(Dataset excerpt)
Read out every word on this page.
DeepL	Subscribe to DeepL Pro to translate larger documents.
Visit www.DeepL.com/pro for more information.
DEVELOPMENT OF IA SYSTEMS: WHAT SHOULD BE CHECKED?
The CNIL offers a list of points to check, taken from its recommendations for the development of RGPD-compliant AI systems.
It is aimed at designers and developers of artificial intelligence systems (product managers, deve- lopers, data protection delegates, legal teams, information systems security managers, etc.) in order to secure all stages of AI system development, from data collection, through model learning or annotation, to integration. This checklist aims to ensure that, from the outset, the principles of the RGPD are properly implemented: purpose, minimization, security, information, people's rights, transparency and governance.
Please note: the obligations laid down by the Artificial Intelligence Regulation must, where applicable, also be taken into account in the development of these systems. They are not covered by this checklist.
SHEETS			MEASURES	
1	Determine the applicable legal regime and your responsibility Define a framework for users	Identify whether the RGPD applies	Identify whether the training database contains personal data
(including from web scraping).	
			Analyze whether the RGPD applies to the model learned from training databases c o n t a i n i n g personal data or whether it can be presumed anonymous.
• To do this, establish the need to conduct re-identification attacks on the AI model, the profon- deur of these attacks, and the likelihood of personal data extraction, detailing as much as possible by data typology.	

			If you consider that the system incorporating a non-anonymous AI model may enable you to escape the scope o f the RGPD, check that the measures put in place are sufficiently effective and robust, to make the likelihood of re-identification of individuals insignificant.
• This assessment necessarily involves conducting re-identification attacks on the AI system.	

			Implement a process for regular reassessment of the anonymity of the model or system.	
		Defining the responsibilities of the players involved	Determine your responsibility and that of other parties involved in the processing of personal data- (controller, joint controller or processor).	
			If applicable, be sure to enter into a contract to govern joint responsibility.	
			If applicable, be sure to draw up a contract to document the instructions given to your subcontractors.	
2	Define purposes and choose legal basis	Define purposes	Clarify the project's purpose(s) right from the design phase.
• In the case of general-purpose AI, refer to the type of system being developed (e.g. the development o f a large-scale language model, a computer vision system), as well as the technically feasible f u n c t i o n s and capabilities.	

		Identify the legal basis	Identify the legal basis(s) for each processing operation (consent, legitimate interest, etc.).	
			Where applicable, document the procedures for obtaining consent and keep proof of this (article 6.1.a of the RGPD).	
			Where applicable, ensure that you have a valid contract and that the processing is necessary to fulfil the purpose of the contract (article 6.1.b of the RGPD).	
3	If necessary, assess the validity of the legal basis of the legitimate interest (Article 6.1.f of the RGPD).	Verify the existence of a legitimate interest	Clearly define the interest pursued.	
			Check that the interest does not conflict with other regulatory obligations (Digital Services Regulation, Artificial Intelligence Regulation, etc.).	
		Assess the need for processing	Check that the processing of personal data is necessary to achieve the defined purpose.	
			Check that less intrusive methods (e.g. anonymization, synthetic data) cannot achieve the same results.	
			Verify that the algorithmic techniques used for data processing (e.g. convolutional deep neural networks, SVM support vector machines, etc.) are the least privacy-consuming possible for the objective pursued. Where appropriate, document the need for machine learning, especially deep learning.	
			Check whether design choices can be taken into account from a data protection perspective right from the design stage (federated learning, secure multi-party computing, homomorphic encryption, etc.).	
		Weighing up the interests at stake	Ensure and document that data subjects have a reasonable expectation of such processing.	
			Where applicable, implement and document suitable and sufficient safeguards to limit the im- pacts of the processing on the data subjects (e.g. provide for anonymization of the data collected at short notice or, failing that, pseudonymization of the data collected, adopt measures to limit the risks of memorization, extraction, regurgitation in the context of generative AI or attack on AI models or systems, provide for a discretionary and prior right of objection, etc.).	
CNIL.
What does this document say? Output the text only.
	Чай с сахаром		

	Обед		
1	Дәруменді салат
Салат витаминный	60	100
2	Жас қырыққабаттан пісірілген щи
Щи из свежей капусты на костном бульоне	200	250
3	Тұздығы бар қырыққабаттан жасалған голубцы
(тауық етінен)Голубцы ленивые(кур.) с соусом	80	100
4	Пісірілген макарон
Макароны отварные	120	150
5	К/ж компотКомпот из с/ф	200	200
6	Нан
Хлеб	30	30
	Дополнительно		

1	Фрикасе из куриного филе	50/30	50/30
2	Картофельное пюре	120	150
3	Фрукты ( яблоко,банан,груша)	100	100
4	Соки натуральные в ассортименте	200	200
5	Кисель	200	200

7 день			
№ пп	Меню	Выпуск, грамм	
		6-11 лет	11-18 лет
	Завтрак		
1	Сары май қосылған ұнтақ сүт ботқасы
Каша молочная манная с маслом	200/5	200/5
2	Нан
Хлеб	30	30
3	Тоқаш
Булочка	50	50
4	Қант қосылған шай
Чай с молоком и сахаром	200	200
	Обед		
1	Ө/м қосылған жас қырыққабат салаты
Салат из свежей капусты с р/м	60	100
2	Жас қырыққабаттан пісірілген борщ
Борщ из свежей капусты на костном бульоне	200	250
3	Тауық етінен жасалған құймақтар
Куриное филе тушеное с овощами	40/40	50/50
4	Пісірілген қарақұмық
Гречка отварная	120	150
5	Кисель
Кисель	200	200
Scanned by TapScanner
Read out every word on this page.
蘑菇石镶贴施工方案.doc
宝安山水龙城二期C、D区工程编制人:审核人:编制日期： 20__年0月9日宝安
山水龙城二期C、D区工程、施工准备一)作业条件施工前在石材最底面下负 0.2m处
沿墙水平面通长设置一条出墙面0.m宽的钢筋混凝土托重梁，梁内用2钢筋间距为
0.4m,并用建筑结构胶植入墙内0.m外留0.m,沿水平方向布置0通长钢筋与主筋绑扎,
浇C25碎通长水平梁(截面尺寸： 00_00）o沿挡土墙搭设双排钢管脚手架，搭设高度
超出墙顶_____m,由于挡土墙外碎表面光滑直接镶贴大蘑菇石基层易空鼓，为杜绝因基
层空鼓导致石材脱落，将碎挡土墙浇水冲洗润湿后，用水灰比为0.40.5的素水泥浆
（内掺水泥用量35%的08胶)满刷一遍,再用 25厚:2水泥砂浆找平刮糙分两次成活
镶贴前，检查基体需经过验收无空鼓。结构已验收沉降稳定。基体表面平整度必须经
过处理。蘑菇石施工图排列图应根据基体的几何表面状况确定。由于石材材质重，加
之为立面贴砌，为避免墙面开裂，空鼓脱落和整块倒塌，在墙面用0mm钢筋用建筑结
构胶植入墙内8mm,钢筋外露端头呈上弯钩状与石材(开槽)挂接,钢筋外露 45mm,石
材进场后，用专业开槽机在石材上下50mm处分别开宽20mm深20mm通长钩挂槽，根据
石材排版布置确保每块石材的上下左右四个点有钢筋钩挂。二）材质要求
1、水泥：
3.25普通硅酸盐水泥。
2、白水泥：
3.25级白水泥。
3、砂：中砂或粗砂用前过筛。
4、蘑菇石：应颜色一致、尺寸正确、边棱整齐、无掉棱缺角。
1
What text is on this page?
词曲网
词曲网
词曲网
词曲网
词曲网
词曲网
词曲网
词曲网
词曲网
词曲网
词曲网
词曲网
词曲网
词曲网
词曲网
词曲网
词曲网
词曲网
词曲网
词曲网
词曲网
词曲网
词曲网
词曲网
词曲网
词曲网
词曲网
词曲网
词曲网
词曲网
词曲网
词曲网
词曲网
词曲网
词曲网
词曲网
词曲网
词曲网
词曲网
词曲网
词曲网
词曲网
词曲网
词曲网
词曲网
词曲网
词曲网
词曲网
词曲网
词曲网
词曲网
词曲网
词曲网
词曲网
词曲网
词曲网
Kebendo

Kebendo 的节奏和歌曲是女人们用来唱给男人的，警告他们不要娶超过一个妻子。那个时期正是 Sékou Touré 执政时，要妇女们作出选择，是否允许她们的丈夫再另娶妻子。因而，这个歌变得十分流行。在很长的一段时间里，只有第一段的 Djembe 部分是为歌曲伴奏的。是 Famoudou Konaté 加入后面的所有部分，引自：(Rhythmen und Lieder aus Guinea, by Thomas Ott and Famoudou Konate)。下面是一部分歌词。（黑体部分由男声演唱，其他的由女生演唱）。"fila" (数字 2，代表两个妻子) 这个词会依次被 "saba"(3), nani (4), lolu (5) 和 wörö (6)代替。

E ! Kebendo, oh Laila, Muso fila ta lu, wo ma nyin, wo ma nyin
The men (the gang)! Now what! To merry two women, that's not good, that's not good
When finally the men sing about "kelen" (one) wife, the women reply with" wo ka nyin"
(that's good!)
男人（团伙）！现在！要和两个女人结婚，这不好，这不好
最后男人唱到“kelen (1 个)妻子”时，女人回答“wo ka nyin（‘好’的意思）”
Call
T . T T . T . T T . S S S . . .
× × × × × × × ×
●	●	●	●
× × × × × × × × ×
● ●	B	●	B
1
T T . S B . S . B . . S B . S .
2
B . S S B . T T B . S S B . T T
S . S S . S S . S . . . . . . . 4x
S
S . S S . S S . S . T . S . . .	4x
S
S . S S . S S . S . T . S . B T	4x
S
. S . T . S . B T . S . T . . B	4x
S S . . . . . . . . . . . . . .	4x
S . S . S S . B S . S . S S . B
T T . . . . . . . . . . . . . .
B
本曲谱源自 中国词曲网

** Problem details **
Extract, unchanged, the closing run of lines that opens with the line containing "What text is on this page?" and ends with the last line.

** Task solution **
What text is on this page?
词曲网
词曲网
词曲网
词曲网
词曲网
词曲网
词曲网
词曲网
词曲网
词曲网
词曲网
词曲网
词曲网
词曲网
词曲网
词曲网
词曲网
词曲网
词曲网
词曲网
词曲网
词曲网
词曲网
词曲网
词曲网
词曲网
词曲网
词曲网
词曲网
词曲网
词曲网
词曲网
词曲网
词曲网
词曲网
词曲网
词曲网
词曲网
词曲网
词曲网
词曲网
词曲网
词曲网
词曲网
词曲网
词曲网
词曲网
词曲网
词曲网
词曲网
词曲网
词曲网
词曲网
词曲网
词曲网
词曲网
Kebendo

Kebendo 的节奏和歌曲是女人们用来唱给男人的，警告他们不要娶超过一个妻子。那个时期正是 Sékou Touré 执政时，要妇女们作出选择，是否允许她们的丈夫再另娶妻子。因而，这个歌变得十分流行。在很长的一段时间里，只有第一段的 Djembe 部分是为歌曲伴奏的。是 Famoudou Konaté 加入后面的所有部分，引自：(Rhythmen und Lieder aus Guinea, by Thomas Ott and Famoudou Konate)。下面是一部分歌词。（黑体部分由男声演唱，其他的由女生演唱）。"fila" (数字 2，代表两个妻子) 这个词会依次被 "saba"(3), nani (4), lolu (5) 和 wörö (6)代替。

E ! Kebendo, oh Laila, Muso fila ta lu, wo ma nyin, wo ma nyin
The men (the gang)! Now what! To merry two women, that's not good, that's not good
When finally the men sing about "kelen" (one) wife, the women reply with" wo ka nyin"
(that's good!)
男人（团伙）！现在！要和两个女人结婚，这不好，这不好
最后男人唱到“kelen (1 个)妻子”时，女人回答“wo ka nyin（‘好’的意思）”
Call
T . T T . T . T T . S S S . . .
× × × × × × × ×
●	●	●	●
× × × × × × × × ×
● ●	B	●	B
1
T T . S B . S . B . . S B . S .
2
B . S S B . T T B . S S B . T T
S . S S . S S . S . . . . . . . 4x
S
S . S S . S S . S . T . S . . .	4x
S
S . S S . S S . S . T . S . B T	4x
S
. S . T . S . B T . S . T . . B	4x
S S . . . . . . . . . . . . . .	4x
S . S . S S . B S . S . S S . B
T T . . . . . . . . . . . . . .
B
本曲谱源自 中国词曲网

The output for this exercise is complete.